--- START OF Dataset records ---

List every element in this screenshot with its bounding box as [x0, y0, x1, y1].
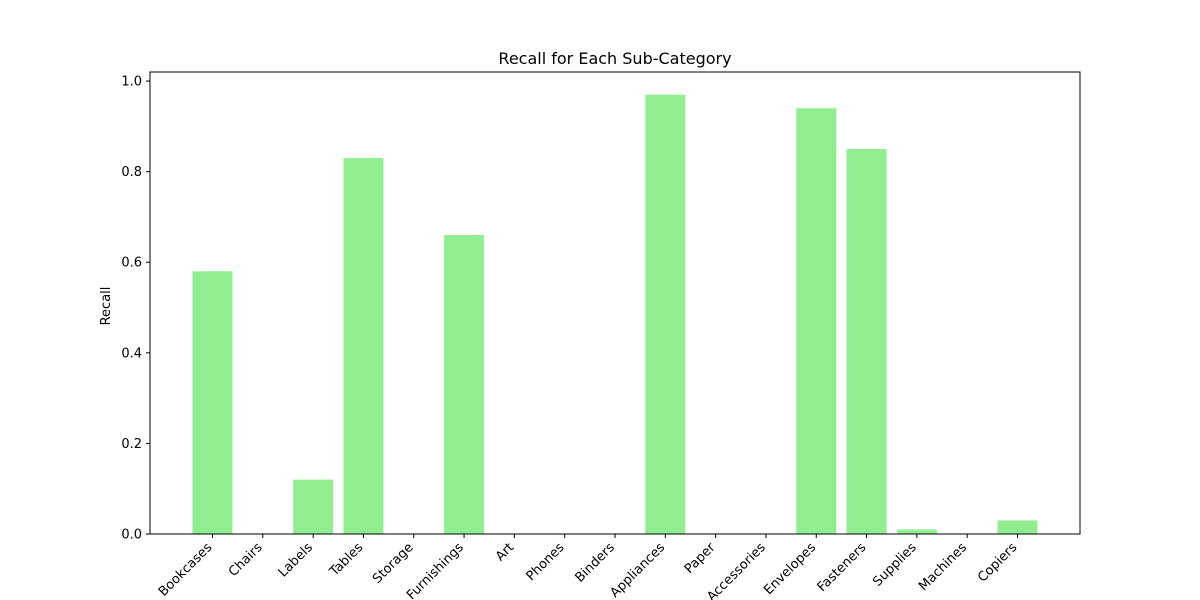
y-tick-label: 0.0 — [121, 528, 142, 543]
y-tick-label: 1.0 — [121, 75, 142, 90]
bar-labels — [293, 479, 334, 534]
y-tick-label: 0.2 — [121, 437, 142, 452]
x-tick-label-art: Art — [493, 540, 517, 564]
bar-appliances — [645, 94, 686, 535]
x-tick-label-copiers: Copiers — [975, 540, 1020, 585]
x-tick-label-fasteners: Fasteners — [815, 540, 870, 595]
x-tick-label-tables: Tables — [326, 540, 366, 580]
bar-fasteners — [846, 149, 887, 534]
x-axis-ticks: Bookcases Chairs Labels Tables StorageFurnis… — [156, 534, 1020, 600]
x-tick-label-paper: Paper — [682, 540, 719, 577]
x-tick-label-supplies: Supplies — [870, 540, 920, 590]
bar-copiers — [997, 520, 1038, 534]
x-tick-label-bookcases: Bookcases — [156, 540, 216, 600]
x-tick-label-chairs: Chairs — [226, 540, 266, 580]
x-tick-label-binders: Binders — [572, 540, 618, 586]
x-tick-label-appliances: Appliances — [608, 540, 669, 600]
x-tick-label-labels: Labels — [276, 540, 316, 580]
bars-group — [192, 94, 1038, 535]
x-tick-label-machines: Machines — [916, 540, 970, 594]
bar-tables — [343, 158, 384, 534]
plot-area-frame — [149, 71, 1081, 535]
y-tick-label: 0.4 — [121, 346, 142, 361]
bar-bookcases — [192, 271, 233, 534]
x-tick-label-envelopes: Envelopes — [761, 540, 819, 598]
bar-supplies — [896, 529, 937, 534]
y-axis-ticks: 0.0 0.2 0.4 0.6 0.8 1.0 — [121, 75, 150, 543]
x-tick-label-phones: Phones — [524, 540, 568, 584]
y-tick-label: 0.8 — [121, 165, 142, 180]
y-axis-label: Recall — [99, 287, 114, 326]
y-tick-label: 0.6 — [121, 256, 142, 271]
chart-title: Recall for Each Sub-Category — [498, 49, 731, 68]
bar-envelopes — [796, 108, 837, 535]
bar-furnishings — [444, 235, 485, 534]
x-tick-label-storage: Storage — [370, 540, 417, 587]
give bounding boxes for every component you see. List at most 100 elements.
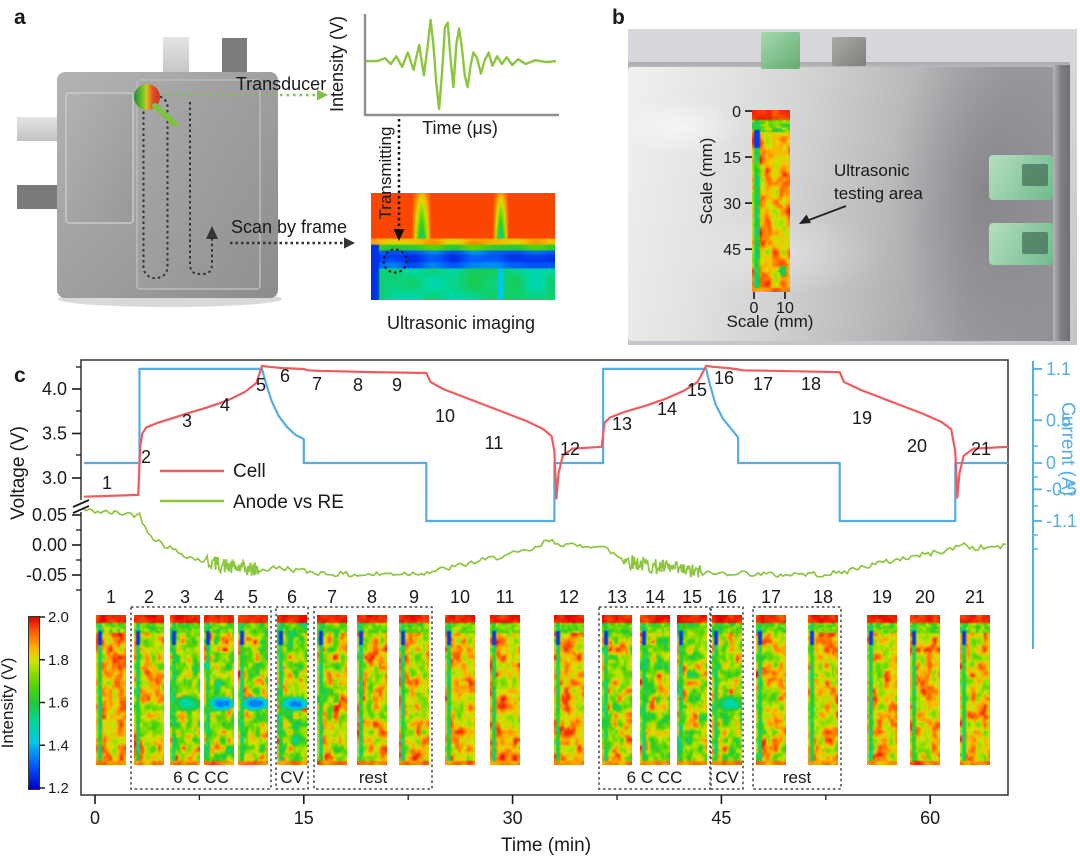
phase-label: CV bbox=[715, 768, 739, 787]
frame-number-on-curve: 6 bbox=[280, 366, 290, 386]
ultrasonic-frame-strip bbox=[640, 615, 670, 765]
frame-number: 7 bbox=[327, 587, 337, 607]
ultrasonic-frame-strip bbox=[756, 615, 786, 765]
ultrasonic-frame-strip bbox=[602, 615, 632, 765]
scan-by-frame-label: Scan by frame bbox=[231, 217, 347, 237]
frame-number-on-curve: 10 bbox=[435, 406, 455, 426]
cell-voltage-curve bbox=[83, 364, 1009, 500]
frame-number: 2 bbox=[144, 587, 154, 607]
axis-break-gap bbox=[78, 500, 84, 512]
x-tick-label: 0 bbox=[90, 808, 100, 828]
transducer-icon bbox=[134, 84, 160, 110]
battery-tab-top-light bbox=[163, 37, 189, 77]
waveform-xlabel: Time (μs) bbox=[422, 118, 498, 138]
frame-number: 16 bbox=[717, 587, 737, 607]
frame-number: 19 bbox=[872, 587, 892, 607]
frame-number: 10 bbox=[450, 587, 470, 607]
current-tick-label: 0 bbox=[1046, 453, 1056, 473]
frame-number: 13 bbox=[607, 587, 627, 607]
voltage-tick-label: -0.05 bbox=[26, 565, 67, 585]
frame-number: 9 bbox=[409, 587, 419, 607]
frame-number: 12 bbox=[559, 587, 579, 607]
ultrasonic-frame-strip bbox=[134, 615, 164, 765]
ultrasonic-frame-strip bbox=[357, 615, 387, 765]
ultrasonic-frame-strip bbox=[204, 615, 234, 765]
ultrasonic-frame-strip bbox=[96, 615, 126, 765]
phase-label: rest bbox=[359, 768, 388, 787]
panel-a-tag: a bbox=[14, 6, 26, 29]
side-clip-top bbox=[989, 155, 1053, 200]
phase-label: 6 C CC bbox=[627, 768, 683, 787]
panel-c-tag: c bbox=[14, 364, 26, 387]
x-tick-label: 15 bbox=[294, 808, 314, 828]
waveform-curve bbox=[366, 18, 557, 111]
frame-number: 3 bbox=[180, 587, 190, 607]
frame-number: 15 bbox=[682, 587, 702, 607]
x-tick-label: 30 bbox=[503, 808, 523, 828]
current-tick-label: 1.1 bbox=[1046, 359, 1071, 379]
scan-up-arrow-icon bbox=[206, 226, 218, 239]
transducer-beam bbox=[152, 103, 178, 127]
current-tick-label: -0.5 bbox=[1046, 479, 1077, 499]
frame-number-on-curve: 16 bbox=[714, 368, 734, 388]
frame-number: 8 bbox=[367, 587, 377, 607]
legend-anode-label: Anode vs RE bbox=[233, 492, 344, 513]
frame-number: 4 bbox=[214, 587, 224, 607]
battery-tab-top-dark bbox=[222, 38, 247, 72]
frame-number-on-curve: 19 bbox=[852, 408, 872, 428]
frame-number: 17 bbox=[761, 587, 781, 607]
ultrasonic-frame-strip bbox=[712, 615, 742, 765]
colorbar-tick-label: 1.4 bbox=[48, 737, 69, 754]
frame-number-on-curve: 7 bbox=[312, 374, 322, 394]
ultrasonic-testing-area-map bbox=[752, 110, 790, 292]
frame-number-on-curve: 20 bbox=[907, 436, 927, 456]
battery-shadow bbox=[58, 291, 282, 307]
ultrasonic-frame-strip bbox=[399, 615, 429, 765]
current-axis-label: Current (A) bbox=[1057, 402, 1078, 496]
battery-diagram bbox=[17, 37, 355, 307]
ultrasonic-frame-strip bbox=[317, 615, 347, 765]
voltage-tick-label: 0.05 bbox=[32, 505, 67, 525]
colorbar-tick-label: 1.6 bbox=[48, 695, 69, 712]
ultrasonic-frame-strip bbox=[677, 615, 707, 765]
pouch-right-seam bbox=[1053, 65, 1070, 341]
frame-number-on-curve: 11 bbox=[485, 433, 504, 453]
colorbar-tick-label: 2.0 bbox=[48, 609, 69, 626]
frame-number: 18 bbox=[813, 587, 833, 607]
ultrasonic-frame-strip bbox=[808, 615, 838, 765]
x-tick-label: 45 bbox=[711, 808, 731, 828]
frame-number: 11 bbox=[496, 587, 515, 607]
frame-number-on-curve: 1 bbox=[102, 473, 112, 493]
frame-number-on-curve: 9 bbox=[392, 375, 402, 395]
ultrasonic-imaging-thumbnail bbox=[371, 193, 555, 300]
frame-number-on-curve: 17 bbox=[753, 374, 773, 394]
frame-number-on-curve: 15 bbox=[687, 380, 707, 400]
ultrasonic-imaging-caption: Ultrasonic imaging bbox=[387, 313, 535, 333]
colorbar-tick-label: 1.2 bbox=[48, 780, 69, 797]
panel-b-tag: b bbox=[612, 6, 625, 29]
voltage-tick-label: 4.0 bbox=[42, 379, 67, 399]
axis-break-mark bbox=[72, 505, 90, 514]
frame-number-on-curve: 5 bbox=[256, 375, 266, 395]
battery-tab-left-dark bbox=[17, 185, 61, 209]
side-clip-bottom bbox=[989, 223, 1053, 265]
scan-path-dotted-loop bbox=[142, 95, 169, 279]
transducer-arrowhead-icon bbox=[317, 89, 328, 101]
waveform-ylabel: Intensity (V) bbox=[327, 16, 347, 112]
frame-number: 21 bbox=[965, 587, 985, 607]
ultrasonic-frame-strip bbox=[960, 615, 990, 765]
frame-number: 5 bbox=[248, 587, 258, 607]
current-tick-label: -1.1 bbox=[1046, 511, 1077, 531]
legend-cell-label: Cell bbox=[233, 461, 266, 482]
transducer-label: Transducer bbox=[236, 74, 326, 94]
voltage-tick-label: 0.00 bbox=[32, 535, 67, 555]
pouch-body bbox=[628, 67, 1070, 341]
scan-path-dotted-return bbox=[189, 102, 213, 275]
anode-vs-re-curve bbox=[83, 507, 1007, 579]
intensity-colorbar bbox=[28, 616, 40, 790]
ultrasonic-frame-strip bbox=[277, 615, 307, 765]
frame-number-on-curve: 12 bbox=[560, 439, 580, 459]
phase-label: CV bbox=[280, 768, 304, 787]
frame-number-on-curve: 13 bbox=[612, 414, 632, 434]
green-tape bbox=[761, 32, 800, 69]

--- END OF Dataset records ---

> **Brief**:
Render the lines as a numbered list, starting at the line with "y-tick-label: 0.0 — [121, 528, 142, 543]" and continuing up to and including the line with "plot-area-frame — [149, 71, 1081, 535]". Leave out any blank lines.

> **Output for this exercise**:
1. y-tick-label: 0.0 — [121, 528, 142, 543]
2. y-tick-label: 1.0 — [121, 75, 142, 90]
3. bar-labels — [293, 479, 334, 534]
4. y-tick-label: 0.2 — [121, 437, 142, 452]
5. x-tick-label-art: Art — [493, 540, 517, 564]
6. bar-appliances — [645, 94, 686, 535]
7. x-tick-label-copiers: Copiers — [975, 540, 1020, 585]
8. x-tick-label-fasteners: Fasteners — [815, 540, 870, 595]
9. x-tick-label-tables: Tables — [326, 540, 366, 580]
10. bar-fasteners — [846, 149, 887, 534]
11. x-axis-ticks: Bookcases Chairs Labels Tables StorageFurnis… — [156, 534, 1020, 600]
12. x-tick-label-paper: Paper — [682, 540, 719, 577]
13. x-tick-label-supplies: Supplies — [870, 540, 920, 590]
14. bar-copiers — [997, 520, 1038, 534]
15. x-tick-label-bookcases: Bookcases — [156, 540, 216, 600]
16. x-tick-label-chairs: Chairs — [226, 540, 266, 580]
17. x-tick-label-binders: Binders — [572, 540, 618, 586]
18. x-tick-label-appliances: Appliances — [608, 540, 669, 600]
19. x-tick-label-labels: Labels — [276, 540, 316, 580]
20. bars-group — [192, 94, 1038, 535]
21. x-tick-label-machines: Machines — [916, 540, 970, 594]
22. bar-tables — [343, 158, 384, 534]
23. plot-area-frame — [149, 71, 1081, 535]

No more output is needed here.